━━━━━ Material
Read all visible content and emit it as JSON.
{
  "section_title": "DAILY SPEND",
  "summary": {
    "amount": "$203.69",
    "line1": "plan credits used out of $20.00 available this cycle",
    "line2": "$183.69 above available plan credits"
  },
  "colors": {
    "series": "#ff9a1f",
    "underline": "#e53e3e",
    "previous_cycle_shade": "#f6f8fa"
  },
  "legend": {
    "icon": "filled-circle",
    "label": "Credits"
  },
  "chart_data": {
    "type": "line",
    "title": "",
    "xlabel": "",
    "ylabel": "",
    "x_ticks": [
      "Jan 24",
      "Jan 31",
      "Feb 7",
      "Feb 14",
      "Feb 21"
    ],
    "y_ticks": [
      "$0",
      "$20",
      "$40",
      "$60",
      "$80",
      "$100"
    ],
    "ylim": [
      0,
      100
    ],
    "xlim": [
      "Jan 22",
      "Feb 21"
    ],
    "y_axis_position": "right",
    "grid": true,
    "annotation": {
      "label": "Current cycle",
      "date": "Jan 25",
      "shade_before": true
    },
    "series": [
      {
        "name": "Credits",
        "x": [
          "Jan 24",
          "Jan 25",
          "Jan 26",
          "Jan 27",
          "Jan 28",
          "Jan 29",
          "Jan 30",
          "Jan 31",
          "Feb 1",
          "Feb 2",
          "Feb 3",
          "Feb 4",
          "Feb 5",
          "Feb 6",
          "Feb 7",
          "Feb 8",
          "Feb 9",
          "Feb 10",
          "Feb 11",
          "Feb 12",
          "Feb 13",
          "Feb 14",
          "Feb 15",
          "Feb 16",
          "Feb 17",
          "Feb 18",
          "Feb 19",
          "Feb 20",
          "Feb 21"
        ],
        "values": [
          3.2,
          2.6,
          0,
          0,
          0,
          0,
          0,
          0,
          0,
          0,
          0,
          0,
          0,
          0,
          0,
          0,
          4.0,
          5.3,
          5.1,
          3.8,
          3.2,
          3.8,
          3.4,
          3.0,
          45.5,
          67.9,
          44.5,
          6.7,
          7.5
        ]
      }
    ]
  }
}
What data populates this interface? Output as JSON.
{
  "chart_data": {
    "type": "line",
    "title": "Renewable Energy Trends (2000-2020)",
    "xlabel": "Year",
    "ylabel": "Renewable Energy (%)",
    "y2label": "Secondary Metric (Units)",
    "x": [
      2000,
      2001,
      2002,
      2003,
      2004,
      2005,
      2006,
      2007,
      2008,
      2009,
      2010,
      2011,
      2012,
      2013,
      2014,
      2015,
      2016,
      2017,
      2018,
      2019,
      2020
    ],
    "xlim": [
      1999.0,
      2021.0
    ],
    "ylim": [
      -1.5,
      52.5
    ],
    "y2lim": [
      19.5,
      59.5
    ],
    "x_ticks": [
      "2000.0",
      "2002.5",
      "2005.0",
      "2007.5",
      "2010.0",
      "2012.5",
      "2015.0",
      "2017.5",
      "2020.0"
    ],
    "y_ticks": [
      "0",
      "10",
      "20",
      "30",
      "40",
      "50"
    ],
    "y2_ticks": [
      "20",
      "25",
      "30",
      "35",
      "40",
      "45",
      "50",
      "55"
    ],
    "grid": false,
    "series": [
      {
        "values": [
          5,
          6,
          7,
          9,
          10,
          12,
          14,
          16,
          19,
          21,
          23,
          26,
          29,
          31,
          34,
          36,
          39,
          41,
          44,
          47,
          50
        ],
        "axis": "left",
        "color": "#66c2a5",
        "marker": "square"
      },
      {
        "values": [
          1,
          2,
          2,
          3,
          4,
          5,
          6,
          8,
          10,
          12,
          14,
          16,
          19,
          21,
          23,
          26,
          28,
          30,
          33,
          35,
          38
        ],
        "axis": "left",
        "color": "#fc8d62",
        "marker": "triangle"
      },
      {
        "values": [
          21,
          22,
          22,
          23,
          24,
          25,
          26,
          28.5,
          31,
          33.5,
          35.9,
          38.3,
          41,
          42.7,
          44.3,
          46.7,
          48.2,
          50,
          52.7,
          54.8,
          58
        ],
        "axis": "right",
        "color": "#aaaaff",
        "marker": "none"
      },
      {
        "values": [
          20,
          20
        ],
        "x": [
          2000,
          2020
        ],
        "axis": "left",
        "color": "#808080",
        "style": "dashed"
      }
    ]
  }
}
━━━━━━━━━━
• Required work: Output the data above exactly, please, line for line.

• Exercise output:
Read all visible content and emit it as JSON.
{
  "section_title": "DAILY SPEND",
  "summary": {
    "amount": "$203.69",
    "line1": "plan credits used out of $20.00 available this cycle",
    "line2": "$183.69 above available plan credits"
  },
  "colors": {
    "series": "#ff9a1f",
    "underline": "#e53e3e",
    "previous_cycle_shade": "#f6f8fa"
  },
  "legend": {
    "icon": "filled-circle",
    "label": "Credits"
  },
  "chart_data": {
    "type": "line",
    "title": "",
    "xlabel": "",
    "ylabel": "",
    "x_ticks": [
      "Jan 24",
      "Jan 31",
      "Feb 7",
      "Feb 14",
      "Feb 21"
    ],
    "y_ticks": [
      "$0",
      "$20",
      "$40",
      "$60",
      "$80",
      "$100"
    ],
    "ylim": [
      0,
      100
    ],
    "xlim": [
      "Jan 22",
      "Feb 21"
    ],
    "y_axis_position": "right",
    "grid": true,
    "annotation": {
      "label": "Current cycle",
      "date": "Jan 25",
      "shade_before": true
    },
    "series": [
      {
        "name": "Credits",
        "x": [
          "Jan 24",
          "Jan 25",
          "Jan 26",
          "Jan 27",
          "Jan 28",
          "Jan 29",
          "Jan 30",
          "Jan 31",
          "Feb 1",
          "Feb 2",
          "Feb 3",
          "Feb 4",
          "Feb 5",
          "Feb 6",
          "Feb 7",
          "Feb 8",
          "Feb 9",
          "Feb 10",
          "Feb 11",
          "Feb 12",
          "Feb 13",
          "Feb 14",
          "Feb 15",
          "Feb 16",
          "Feb 17",
          "Feb 18",
          "Feb 19",
          "Feb 20",
          "Feb 21"
        ],
        "values": [
          3.2,
          2.6,
          0,
          0,
          0,
          0,
          0,
          0,
          0,
          0,
          0,
          0,
          0,
          0,
          0,
          0,
          4.0,
          5.3,
          5.1,
          3.8,
          3.2,
          3.8,
          3.4,
          3.0,
          45.5,
          67.9,
          44.5,
          6.7,
          7.5
        ]
      }
    ]
  }
}
What data populates this interface? Output as JSON.
{
  "chart_data": {
    "type": "line",
    "title": "Renewable Energy Trends (2000-2020)",
    "xlabel": "Year",
    "ylabel": "Renewable Energy (%)",
    "y2label": "Secondary Metric (Units)",
    "x": [
      2000,
      2001,
      2002,
      2003,
      2004,
      2005,
      2006,
      2007,
      2008,
      2009,
      2010,
      2011,
      2012,
      2013,
      2014,
      2015,
      2016,
      2017,
      2018,
      2019,
      2020
    ],
    "xlim": [
      1999.0,
      2021.0
    ],
    "ylim": [
      -1.5,
      52.5
    ],
    "y2lim": [
      19.5,
      59.5
    ],
    "x_ticks": [
      "2000.0",
      "2002.5",
      "2005.0",
      "2007.5",
      "2010.0",
      "2012.5",
      "2015.0",
      "2017.5",
      "2020.0"
    ],
    "y_ticks": [
      "0",
      "10",
      "20",
      "30",
      "40",
      "50"
    ],
    "y2_ticks": [
      "20",
      "25",
      "30",
      "35",
      "40",
      "45",
      "50",
      "55"
    ],
    "grid": false,
    "series": [
      {
        "values": [
          5,
          6,
          7,
          9,
          10,
          12,
          14,
          16,
          19,
          21,
          23,
          26,
          29,
          31,
          34,
          36,
          39,
          41,
          44,
          47,
          50
        ],
        "axis": "left",
        "color": "#66c2a5",
        "marker": "square"
      },
      {
        "values": [
          1,
          2,
          2,
          3,
          4,
          5,
          6,
          8,
          10,
          12,
          14,
          16,
          19,
          21,
          23,
          26,
          28,
          30,
          33,
          35,
          38
        ],
        "axis": "left",
        "color": "#fc8d62",
        "marker": "triangle"
      },
      {
        "values": [
          21,
          22,
          22,
          23,
          24,
          25,
          26,
          28.5,
          31,
          33.5,
          35.9,
          38.3,
          41,
          42.7,
          44.3,
          46.7,
          48.2,
          50,
          52.7,
          54.8,
          58
        ],
        "axis": "right",
        "color": "#aaaaff",
        "marker": "none"
      },
      {
        "values": [
          20,
          20
        ],
        "x": [
          2000,
          2020
        ],
        "axis": "left",
        "color": "#808080",
        "style": "dashed"
      }
    ]
  }
}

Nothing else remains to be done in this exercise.